SELECTED TEXT

------------------------------------------------------------

# God of War III Media blowout



## uchiha_madara (Feb 13, 2009)

Journalists were given a preview of the latest game in the God of War series.Check out what they got to see and share your thoughts on what the game should be like etc etc.
A couple of links
*www.1up.com/do/previewPage?pager.offset=0&cId=3172781&p=

*www.gametrailers.com/game/3455.html


----------



## hellgate (Feb 13, 2009)

shall surely luk out for that game.


----------



## Ethan_Hunt (Feb 14, 2009)

Just checked out the interview with the SCE Santa Monica division developers. They said it's going to be bigger & more bad ass this time round. It would be a big treat to see how enormous the Titans would be on the PS3. The new gauntlet on Kratos's hands look awesome. He could literally punch a hole into a wall with that thing. The blades of Chaos are still the default weapon I assume. Can't wait for a gameplay footage & a possible release date to be announced at the next E3.

------------------------------------------------------------

RECORDS PROVIDED

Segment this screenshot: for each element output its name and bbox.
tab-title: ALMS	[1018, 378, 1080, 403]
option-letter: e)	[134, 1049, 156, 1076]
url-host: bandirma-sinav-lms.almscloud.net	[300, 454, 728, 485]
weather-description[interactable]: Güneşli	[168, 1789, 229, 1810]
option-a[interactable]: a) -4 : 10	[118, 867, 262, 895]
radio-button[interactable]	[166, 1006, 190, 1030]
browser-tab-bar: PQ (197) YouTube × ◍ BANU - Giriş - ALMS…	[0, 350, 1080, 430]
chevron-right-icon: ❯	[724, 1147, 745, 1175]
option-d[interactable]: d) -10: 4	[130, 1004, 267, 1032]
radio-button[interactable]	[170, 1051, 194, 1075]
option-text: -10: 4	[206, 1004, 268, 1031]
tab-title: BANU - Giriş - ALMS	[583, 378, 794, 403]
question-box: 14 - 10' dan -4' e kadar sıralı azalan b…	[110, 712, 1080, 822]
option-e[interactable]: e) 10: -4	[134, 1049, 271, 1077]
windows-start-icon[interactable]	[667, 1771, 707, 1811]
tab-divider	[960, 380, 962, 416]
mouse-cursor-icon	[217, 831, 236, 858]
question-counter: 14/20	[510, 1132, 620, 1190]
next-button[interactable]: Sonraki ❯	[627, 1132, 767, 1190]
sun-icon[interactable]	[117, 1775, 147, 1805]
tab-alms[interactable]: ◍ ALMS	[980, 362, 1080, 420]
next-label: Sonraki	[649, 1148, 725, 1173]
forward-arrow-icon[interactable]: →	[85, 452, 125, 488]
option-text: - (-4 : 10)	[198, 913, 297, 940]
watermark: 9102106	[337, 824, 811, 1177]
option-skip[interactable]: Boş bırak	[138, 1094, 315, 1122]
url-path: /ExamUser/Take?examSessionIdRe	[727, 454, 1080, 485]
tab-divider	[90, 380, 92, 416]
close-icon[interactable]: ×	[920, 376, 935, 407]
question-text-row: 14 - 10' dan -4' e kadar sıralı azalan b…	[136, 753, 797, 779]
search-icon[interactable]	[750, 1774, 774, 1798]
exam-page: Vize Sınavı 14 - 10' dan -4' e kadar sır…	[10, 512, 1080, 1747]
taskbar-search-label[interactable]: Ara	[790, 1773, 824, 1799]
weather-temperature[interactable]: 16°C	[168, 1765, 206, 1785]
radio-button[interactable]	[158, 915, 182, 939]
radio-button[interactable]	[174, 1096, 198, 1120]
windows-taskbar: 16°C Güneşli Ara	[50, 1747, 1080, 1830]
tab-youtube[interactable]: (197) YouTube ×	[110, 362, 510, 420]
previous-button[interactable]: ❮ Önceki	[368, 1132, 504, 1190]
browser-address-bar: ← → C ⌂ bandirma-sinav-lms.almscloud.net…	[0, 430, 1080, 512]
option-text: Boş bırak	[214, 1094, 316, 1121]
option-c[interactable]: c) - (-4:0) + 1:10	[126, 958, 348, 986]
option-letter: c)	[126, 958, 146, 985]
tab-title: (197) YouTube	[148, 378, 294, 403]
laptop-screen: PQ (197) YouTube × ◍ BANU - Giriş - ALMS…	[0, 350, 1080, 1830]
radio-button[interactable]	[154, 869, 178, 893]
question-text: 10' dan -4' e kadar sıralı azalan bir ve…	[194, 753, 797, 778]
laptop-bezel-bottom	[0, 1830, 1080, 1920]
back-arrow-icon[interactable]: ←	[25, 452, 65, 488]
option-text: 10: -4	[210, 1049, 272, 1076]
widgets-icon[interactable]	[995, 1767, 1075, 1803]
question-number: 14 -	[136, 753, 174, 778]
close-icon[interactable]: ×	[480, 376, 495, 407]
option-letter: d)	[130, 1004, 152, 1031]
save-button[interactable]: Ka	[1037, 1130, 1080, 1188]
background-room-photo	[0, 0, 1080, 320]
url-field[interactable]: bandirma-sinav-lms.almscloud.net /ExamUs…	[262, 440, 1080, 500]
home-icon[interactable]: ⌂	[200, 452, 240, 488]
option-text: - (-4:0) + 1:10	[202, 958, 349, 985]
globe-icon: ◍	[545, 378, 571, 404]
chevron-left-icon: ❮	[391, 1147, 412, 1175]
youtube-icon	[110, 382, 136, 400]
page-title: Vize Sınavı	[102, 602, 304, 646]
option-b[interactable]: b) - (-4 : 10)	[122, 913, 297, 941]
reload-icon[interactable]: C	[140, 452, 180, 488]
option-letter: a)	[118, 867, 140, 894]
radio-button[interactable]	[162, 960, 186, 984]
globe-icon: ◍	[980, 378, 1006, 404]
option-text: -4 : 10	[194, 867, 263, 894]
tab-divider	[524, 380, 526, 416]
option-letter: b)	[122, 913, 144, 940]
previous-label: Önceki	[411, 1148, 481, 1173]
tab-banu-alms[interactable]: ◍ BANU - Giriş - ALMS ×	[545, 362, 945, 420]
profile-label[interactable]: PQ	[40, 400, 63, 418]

------------------------------------------------------------

STATED PROBLEM
Decide whether each statement below agrees with the God of War III thread above, and support each yes or no with the deciding words quoted from the thread. 1. The first post in the thread gives two links. 2. Ethan_Hunt writes that a release date for the game has already been announced. 3. Ethan_Hunt assumes the Blades of Chaos remain the default weapon.

COMPLETE OUTPUT
1. Yes: "A couple of links"
2. No: "Can't wait for a gameplay footage & a possible release date to be announced at the next E3."
3. Yes: "The blades of Chaos are still the default weapon I assume."